OBJECTIVE: Write the listing out again, all of it, word for word.

PROVIDED DATA:
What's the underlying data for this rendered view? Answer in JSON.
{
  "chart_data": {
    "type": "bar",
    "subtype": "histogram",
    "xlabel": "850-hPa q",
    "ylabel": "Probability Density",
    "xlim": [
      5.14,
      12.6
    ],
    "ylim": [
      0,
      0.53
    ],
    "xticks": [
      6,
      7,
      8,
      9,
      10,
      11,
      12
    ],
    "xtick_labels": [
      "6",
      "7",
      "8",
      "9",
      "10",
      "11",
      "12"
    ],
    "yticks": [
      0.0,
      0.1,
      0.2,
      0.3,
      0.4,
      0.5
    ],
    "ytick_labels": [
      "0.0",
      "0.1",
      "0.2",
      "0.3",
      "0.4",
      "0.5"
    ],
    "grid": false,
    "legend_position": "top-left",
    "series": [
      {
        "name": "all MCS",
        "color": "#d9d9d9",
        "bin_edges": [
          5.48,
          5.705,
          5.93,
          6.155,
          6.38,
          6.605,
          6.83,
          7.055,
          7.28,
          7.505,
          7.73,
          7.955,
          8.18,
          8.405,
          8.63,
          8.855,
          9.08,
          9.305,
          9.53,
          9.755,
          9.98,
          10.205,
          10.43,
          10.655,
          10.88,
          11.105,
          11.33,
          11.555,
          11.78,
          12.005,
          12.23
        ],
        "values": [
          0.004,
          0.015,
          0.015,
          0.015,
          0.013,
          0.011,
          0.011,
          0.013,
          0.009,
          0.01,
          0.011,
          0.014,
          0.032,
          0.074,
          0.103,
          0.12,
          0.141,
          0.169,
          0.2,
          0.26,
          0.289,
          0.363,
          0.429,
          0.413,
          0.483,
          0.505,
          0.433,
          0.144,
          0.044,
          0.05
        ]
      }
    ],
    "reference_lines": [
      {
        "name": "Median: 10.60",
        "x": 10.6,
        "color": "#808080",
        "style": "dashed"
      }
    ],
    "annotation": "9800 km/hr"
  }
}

ANSWER TO THIS PROBLEM:
What's the underlying data for this rendered view? Answer in JSON.
{
  "chart_data": {
    "type": "bar",
    "subtype": "histogram",
    "xlabel": "850-hPa q",
    "ylabel": "Probability Density",
    "xlim": [
      5.14,
      12.6
    ],
    "ylim": [
      0,
      0.53
    ],
    "xticks": [
      6,
      7,
      8,
      9,
      10,
      11,
      12
    ],
    "xtick_labels": [
      "6",
      "7",
      "8",
      "9",
      "10",
      "11",
      "12"
    ],
    "yticks": [
      0.0,
      0.1,
      0.2,
      0.3,
      0.4,
      0.5
    ],
    "ytick_labels": [
      "0.0",
      "0.1",
      "0.2",
      "0.3",
      "0.4",
      "0.5"
    ],
    "grid": false,
    "legend_position": "top-left",
    "series": [
      {
        "name": "all MCS",
        "color": "#d9d9d9",
        "bin_edges": [
          5.48,
          5.705,
          5.93,
          6.155,
          6.38,
          6.605,
          6.83,
          7.055,
          7.28,
          7.505,
          7.73,
          7.955,
          8.18,
          8.405,
          8.63,
          8.855,
          9.08,
          9.305,
          9.53,
          9.755,
          9.98,
          10.205,
          10.43,
          10.655,
          10.88,
          11.105,
          11.33,
          11.555,
          11.78,
          12.005,
          12.23
        ],
        "values": [
          0.004,
          0.015,
          0.015,
          0.015,
          0.013,
          0.011,
          0.011,
          0.013,
          0.009,
          0.01,
          0.011,
          0.014,
          0.032,
          0.074,
          0.103,
          0.12,
          0.141,
          0.169,
          0.2,
          0.26,
          0.289,
          0.363,
          0.429,
          0.413,
          0.483,
          0.505,
          0.433,
          0.144,
          0.044,
          0.05
        ]
      }
    ],
    "reference_lines": [
      {
        "name": "Median: 10.60",
        "x": 10.6,
        "color": "#808080",
        "style": "dashed"
      }
    ],
    "annotation": "9800 km/hr"
  }
}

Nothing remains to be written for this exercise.